• Supplied passage

Goal: The polished AppShell talks to the real backend.

Deliverables

  • @cial/sdk/src/modules/chat.ts — real subscribe(sessionId, onMsg) and send(sessionId, content) over WS
  • @cial/sdk/src/modules/sessions.ts — REST helpers: list(), create(name?), delete(id), rename(id, name), history(id, opts?)
  • @cial/sdk/src/ws-client.ts — auto-reconnect with exponential backoff (max 10s), outbound queue during outage, replay on reconnect, typed message dispatch
  • @cial/core-ui/src/store.ts — replace localStorage mock with real implementation:
    • On mount: sdk.sessions.list() → seed
    • On session.focus(id): sdk.sessions.history(id) → load messages
    • WS dispatcher: stream.text → append delta to streamingBySession[id], stream.tool_use → add to streaming.tools, stream.done → finalize message + clear streaming, session.status → update session row
    • sendMessage(text)sdk.chat.send(activeId, text)
    • cancel() → new method, sends cancel WS message
  • @cial/core-ui/src/SessionView.tsx — render streaming text live (typing animation), render tool calls inline (collapsed, expandable), show "stop" button while busy
  • Reconnect indicator in sidebar (small dot color: green/yellow/red)

Done when

  • pnpm dev:tenant → log in via autologin → type "Say hi in 3 words" → see streaming tokens → message persists → reload page → message is still there
  • Mid-stream, kill the dev-tenant process, restart → page reconnects → streaming continues from where it was
  • Stop button cancels mid-stream cleanly

Non-goals for Phase 5 (parking lot)

• Entries provided

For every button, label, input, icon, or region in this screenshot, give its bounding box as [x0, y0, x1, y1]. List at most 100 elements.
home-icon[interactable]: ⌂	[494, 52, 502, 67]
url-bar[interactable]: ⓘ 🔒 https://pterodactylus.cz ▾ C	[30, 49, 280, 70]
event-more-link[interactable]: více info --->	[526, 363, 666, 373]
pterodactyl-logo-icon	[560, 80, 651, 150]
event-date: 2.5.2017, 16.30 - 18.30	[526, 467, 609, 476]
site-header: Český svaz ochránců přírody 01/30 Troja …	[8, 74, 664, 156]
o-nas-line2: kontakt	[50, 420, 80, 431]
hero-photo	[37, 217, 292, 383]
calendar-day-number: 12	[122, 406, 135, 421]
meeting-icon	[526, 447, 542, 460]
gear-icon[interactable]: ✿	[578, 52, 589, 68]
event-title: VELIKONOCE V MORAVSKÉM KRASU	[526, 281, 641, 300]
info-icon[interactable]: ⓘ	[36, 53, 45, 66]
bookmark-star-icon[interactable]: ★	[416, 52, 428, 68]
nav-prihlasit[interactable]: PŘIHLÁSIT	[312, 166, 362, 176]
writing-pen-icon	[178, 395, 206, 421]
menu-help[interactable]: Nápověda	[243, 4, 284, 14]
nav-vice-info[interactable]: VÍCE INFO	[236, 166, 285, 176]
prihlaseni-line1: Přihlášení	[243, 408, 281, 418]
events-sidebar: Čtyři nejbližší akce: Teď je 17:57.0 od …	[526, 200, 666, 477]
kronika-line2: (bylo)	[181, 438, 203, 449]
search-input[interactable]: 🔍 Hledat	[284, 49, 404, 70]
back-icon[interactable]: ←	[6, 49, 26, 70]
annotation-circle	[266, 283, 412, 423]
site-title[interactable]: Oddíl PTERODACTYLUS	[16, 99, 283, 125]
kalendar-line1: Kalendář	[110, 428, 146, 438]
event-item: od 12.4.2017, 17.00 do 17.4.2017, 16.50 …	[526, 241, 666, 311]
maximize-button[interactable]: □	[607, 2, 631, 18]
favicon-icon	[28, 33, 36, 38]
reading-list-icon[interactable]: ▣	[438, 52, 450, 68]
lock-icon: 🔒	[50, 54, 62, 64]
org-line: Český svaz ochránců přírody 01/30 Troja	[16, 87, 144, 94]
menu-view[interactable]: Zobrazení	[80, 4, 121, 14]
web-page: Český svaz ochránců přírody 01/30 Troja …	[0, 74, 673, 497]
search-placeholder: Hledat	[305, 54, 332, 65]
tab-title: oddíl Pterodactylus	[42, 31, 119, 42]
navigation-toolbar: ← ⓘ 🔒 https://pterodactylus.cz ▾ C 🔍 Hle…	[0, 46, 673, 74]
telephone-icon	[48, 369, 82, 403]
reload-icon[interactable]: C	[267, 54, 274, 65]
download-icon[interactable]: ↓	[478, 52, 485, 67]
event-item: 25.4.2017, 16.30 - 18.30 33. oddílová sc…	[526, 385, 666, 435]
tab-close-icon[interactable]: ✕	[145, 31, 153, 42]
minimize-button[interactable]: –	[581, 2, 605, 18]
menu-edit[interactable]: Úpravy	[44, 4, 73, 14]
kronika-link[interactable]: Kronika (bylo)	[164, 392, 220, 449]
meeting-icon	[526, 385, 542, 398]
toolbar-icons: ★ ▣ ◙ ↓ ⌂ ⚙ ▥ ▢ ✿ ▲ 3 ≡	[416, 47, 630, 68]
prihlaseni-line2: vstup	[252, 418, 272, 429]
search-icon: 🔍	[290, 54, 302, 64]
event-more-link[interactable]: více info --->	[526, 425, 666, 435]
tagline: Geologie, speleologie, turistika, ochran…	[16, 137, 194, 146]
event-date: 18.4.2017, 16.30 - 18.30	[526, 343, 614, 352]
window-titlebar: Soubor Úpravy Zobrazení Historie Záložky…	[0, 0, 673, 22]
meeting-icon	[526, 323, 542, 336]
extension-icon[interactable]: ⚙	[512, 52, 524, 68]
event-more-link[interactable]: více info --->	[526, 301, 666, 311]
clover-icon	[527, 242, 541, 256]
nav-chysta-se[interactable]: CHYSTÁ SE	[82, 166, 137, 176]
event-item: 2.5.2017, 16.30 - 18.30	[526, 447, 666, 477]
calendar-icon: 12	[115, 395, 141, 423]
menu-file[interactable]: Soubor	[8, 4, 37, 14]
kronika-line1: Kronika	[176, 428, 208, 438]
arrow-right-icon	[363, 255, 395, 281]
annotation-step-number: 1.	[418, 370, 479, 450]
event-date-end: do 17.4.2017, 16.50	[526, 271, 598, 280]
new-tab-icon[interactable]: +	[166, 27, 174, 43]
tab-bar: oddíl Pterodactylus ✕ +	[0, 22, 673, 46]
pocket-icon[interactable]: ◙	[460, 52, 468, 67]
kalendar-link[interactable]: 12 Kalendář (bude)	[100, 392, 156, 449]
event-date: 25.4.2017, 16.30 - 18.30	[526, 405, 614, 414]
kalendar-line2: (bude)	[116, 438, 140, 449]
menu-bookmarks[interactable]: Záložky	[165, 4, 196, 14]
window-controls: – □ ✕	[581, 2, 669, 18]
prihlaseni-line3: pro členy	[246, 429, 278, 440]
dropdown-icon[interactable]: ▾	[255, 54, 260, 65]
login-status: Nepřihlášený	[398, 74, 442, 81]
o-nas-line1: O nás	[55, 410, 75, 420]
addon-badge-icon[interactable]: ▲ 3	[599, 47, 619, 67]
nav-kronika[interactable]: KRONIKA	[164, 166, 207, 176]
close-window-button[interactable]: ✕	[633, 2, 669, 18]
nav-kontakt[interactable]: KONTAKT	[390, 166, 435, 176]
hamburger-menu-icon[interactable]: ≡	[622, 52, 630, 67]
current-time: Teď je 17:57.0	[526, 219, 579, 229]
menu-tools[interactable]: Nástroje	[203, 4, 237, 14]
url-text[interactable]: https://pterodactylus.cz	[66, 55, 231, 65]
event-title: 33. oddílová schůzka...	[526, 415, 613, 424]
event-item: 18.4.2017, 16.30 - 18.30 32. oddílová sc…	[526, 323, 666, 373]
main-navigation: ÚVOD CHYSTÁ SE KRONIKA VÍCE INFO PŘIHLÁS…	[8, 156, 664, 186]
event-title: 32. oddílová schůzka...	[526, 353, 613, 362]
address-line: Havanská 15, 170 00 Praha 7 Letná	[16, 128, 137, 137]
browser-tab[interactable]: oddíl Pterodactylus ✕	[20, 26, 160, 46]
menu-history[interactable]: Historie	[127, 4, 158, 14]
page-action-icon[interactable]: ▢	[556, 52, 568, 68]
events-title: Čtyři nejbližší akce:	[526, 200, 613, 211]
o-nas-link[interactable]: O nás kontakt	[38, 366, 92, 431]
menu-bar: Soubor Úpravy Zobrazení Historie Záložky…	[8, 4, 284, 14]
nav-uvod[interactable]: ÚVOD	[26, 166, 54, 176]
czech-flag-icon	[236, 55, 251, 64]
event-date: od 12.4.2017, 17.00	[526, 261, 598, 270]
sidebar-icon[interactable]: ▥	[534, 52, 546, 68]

• Tasks to carry out
1) In the Phase 5 spec, what is the maximum delay for the WebSocket client's exponential backoff when it reconnects?
2) Explain why the Phase 5 spec replaces the localStorage mock in the store.
3) Reproduce the stretch of the Phase 5 spec from "Deliverables" through "name), history(id, opts?)", swapping "REST helpers" for "HTTP helpers".

• Numbered answers
1) The maximum backoff delay is 10 seconds.

2) The phase's goal is for the polished AppShell to talk to the real backend. The store's real implementation therefore seeds sessions from sdk.sessions.list() on mount and loads messages with sdk.sessions.history(id). It also sends messages through sdk.chat.send instead of relying on a local mock.

3)
Deliverables

  • @cial/sdk/src/modules/chat.ts — real subscribe(sessionId, onMsg) and send(sessionId, content) over WS
  • @cial/sdk/src/modules/sessions.ts — HTTP helpers: list(), create(name?), delete(id), rename(id, name), history(id, opts?)